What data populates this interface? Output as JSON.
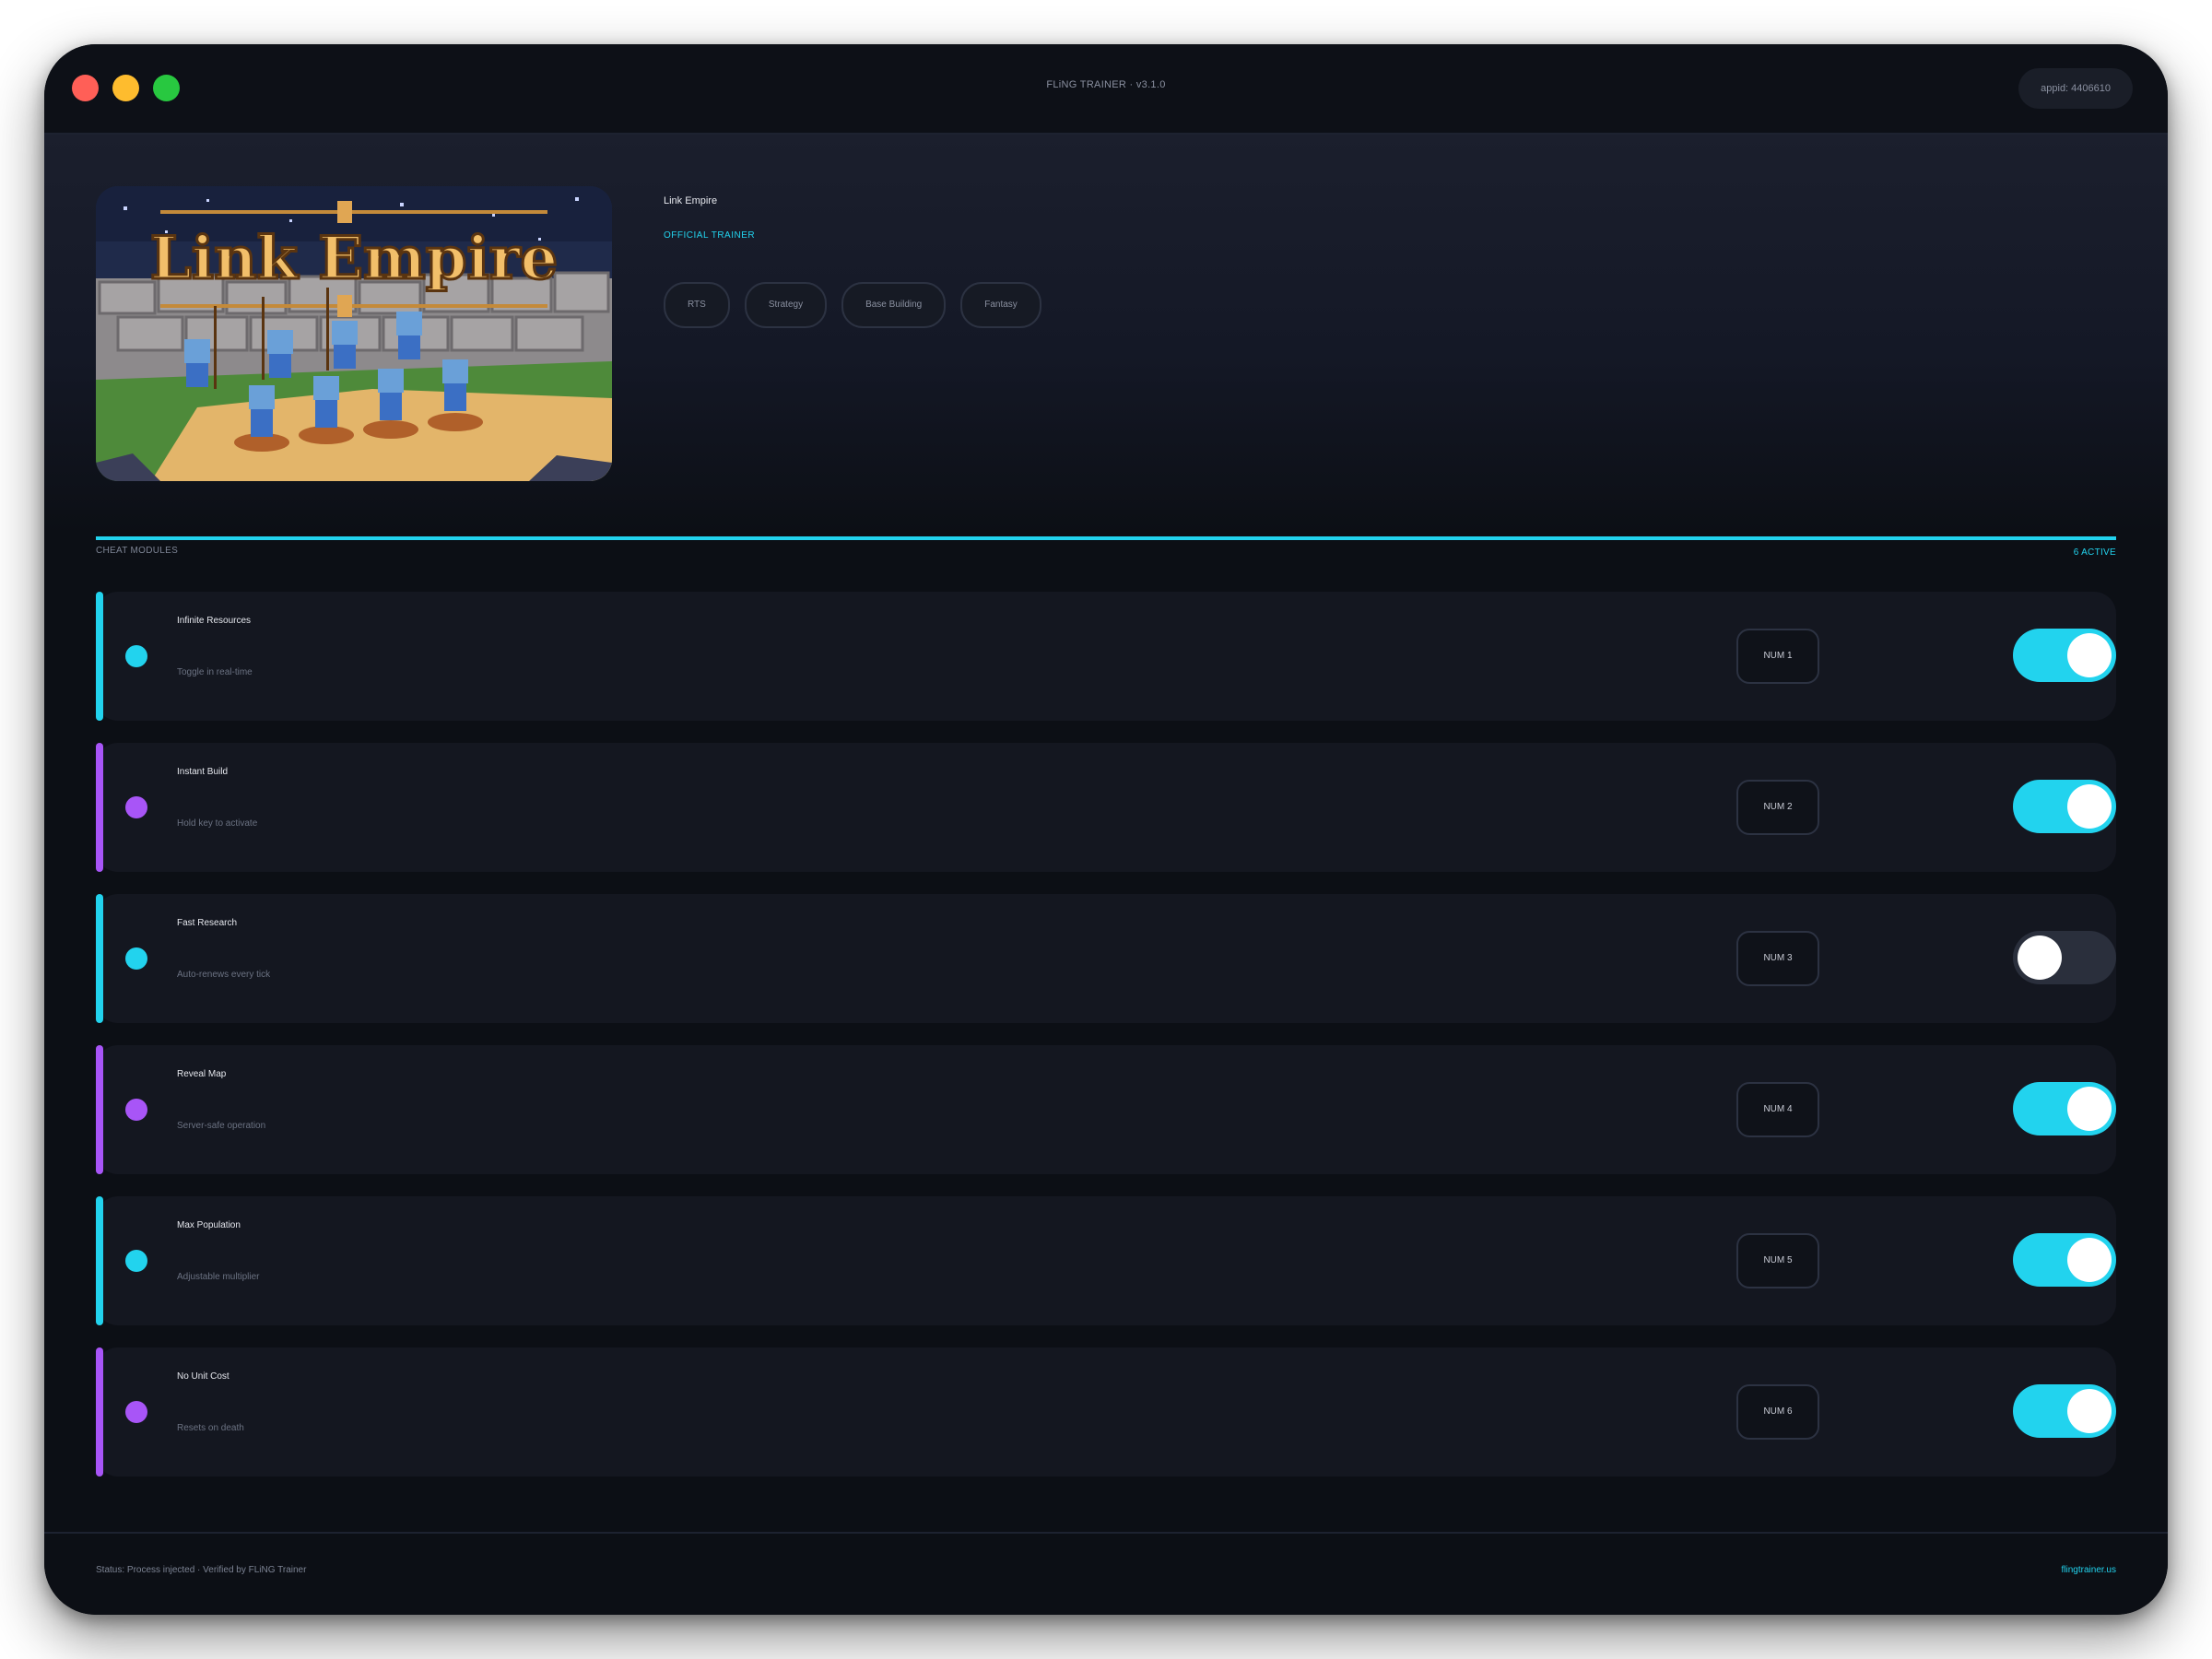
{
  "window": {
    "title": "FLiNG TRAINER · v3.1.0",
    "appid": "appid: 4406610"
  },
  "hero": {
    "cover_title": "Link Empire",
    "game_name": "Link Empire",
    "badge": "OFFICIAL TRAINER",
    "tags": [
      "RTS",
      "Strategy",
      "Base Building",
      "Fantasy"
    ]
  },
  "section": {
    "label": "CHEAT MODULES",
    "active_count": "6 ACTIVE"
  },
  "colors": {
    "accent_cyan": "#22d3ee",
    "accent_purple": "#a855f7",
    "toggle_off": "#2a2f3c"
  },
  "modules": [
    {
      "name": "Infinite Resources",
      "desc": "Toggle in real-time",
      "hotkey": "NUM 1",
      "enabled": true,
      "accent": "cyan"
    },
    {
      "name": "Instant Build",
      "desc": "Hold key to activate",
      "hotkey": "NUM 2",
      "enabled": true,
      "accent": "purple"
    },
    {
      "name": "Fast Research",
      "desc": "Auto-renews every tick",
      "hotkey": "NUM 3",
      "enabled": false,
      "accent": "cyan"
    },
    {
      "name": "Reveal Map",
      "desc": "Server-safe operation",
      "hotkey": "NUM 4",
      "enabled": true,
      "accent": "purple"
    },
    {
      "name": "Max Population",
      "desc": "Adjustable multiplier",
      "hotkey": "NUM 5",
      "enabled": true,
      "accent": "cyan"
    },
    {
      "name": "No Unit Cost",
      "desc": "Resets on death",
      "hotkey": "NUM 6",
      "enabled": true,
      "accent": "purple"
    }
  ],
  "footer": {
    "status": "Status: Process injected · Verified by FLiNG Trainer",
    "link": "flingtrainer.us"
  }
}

═══

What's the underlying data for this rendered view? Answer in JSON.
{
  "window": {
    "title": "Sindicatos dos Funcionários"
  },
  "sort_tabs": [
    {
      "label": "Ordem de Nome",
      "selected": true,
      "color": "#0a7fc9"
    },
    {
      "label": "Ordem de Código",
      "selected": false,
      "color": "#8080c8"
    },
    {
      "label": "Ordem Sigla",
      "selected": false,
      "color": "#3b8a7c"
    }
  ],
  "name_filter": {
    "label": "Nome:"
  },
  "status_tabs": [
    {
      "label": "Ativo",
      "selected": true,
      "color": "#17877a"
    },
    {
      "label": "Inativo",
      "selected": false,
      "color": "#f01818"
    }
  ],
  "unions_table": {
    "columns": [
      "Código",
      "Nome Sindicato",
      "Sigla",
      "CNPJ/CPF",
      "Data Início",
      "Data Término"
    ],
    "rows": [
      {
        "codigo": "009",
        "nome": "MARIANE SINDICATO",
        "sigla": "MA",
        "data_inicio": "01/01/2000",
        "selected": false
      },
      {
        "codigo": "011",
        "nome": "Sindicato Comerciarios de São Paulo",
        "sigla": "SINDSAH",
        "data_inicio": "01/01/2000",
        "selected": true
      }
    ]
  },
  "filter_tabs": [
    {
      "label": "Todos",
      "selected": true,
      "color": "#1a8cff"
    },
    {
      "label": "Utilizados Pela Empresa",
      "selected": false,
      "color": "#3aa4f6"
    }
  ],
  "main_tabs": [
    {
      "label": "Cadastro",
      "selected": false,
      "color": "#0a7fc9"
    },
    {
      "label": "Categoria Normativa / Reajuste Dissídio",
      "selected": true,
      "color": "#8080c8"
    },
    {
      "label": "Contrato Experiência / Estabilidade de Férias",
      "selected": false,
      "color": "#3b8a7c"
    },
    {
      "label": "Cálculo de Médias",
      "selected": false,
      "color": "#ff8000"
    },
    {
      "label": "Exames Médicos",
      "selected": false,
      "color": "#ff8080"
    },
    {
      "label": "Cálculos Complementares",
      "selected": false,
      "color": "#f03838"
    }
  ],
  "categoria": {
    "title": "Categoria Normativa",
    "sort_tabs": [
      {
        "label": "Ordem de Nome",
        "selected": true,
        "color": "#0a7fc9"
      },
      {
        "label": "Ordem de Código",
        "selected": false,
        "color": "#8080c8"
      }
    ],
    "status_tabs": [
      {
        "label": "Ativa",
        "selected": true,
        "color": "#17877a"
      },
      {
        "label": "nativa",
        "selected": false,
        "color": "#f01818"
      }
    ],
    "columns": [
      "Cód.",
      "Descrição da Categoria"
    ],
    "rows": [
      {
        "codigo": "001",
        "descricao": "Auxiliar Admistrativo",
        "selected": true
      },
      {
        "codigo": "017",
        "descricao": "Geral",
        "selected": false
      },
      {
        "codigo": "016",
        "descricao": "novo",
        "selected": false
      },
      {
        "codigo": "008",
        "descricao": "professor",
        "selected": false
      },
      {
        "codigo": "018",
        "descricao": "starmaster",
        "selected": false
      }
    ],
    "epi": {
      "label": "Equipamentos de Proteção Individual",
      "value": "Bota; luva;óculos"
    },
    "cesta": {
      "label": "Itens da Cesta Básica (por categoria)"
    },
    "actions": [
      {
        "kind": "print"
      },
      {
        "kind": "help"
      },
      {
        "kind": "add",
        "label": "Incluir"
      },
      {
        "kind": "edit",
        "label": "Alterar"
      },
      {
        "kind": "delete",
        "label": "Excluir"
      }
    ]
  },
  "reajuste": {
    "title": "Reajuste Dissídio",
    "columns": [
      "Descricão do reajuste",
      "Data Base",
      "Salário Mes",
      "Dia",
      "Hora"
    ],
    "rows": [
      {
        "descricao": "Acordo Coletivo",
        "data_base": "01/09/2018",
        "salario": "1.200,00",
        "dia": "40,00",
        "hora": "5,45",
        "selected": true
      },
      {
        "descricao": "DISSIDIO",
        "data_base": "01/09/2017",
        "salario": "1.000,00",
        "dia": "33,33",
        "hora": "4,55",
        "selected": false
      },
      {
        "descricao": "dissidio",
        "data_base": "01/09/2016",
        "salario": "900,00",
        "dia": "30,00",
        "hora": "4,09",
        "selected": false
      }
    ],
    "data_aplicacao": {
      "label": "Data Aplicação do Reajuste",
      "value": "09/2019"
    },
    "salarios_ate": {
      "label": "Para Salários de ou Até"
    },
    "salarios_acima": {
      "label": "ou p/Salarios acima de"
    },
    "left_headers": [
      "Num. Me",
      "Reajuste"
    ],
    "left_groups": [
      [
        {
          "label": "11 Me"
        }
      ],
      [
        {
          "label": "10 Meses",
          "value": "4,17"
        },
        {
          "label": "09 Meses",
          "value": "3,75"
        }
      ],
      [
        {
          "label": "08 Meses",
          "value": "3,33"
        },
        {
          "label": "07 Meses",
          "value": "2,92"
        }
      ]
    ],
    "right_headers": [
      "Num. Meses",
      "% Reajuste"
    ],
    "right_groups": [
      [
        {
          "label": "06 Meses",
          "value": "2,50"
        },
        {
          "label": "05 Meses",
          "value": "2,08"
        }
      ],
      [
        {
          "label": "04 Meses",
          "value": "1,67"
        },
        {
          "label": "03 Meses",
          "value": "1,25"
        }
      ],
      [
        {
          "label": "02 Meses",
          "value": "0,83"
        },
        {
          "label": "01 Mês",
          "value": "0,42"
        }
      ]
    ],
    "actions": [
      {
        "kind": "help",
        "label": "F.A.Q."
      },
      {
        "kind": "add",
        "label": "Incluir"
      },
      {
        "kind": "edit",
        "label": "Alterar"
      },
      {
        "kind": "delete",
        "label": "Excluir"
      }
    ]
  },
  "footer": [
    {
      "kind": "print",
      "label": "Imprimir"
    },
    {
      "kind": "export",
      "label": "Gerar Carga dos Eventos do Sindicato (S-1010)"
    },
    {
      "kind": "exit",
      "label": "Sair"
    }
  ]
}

═══

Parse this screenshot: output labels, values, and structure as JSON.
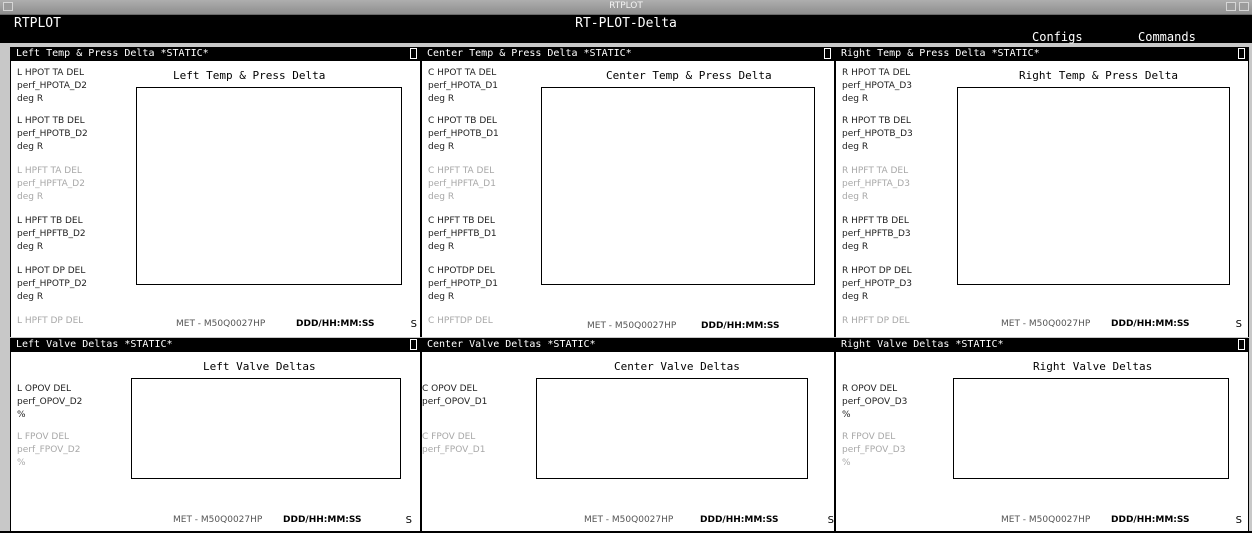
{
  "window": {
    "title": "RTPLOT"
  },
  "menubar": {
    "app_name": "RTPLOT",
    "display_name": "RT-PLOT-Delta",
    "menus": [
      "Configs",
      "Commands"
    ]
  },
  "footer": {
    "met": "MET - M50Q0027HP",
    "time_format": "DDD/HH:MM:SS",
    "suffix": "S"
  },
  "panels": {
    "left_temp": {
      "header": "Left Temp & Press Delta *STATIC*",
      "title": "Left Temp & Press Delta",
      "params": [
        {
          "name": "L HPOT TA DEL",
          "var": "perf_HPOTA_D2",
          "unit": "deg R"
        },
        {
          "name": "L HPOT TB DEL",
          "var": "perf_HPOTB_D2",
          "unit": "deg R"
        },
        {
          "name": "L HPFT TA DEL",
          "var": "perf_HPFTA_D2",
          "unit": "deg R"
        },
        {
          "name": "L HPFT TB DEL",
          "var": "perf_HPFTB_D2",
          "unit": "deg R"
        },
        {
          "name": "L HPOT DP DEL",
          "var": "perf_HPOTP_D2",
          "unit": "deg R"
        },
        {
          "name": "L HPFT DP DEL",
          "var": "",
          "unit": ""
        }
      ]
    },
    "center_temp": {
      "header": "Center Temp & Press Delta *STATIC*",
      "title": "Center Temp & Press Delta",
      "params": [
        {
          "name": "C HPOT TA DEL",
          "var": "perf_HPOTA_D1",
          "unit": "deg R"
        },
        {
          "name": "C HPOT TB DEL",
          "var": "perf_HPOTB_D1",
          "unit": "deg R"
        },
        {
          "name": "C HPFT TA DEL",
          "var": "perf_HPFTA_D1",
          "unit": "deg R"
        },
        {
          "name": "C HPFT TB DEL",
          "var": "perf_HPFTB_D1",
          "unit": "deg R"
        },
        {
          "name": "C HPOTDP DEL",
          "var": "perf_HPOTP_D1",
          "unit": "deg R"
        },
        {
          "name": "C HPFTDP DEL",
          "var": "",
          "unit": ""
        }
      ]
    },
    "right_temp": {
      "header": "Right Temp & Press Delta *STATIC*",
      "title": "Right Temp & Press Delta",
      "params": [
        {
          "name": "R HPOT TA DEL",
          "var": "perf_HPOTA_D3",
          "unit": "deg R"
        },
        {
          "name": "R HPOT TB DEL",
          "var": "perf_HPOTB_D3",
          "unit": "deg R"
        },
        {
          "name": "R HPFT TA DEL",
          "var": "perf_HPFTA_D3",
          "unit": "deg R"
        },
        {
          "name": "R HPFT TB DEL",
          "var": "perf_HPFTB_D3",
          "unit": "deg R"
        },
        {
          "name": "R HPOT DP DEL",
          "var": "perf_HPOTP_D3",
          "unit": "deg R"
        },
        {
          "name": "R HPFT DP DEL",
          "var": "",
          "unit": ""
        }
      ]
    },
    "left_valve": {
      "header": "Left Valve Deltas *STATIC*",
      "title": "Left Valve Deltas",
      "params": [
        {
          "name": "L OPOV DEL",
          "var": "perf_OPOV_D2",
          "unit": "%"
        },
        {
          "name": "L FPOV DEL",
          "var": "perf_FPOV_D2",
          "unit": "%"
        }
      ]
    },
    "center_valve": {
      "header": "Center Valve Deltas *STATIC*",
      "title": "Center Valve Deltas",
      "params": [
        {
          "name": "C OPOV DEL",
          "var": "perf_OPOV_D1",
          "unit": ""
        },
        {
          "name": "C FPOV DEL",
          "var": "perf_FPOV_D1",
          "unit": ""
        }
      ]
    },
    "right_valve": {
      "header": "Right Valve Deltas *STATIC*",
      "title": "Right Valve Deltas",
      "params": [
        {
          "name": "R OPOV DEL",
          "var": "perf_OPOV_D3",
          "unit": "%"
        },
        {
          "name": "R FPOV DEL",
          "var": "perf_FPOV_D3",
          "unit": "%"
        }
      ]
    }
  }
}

═══

* **EXERCISE INSTRUCTIONS**
Check each line of the entries above, and show every one holding the word "Código".

* **FINAL RESULT**
      "label": "Ordem de Código",
      "Código",
        "label": "Ordem de Código",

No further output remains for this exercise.